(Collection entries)

----

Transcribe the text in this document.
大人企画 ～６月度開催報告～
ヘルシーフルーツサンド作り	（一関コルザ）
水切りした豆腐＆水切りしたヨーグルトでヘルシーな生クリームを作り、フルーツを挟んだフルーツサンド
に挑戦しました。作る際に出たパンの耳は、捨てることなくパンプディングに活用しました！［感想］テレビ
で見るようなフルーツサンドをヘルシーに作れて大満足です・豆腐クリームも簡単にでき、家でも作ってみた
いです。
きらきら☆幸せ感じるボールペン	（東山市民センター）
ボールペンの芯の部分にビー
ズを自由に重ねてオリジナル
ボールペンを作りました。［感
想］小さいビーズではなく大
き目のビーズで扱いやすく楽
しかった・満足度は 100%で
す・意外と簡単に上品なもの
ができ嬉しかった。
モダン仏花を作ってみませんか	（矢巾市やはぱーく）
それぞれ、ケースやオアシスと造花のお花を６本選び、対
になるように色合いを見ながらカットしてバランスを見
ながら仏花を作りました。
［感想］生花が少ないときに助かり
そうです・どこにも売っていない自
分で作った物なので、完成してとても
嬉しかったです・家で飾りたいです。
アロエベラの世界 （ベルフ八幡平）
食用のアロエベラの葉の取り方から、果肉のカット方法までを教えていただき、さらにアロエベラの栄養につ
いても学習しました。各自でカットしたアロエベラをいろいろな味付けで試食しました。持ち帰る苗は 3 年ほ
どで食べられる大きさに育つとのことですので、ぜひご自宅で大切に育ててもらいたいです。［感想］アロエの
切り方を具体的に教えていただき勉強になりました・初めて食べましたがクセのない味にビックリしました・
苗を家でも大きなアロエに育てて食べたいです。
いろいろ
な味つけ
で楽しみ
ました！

----

■ The request ■
Transcribe all lines as written.

■ Response to the task ■
Transcribe the text in this document.
大人企画 ～６月度開催報告～
ヘルシーフルーツサンド作り	（一関コルザ）
水切りした豆腐＆水切りしたヨーグルトでヘルシーな生クリームを作り、フルーツを挟んだフルーツサンド
に挑戦しました。作る際に出たパンの耳は、捨てることなくパンプディングに活用しました！［感想］テレビ
で見るようなフルーツサンドをヘルシーに作れて大満足です・豆腐クリームも簡単にでき、家でも作ってみた
いです。
きらきら☆幸せ感じるボールペン	（東山市民センター）
ボールペンの芯の部分にビー
ズを自由に重ねてオリジナル
ボールペンを作りました。［感
想］小さいビーズではなく大
き目のビーズで扱いやすく楽
しかった・満足度は 100%で
す・意外と簡単に上品なもの
ができ嬉しかった。
モダン仏花を作ってみませんか	（矢巾市やはぱーく）
それぞれ、ケースやオアシスと造花のお花を６本選び、対
になるように色合いを見ながらカットしてバランスを見
ながら仏花を作りました。
［感想］生花が少ないときに助かり
そうです・どこにも売っていない自
分で作った物なので、完成してとても
嬉しかったです・家で飾りたいです。
アロエベラの世界 （ベルフ八幡平）
食用のアロエベラの葉の取り方から、果肉のカット方法までを教えていただき、さらにアロエベラの栄養につ
いても学習しました。各自でカットしたアロエベラをいろいろな味付けで試食しました。持ち帰る苗は 3 年ほ
どで食べられる大きさに育つとのことですので、ぜひご自宅で大切に育ててもらいたいです。［感想］アロエの
切り方を具体的に教えていただき勉強になりました・初めて食べましたがクセのない味にビックリしました・
苗を家でも大きなアロエに育てて食べたいです。
いろいろ
な味つけ
で楽しみ
ました！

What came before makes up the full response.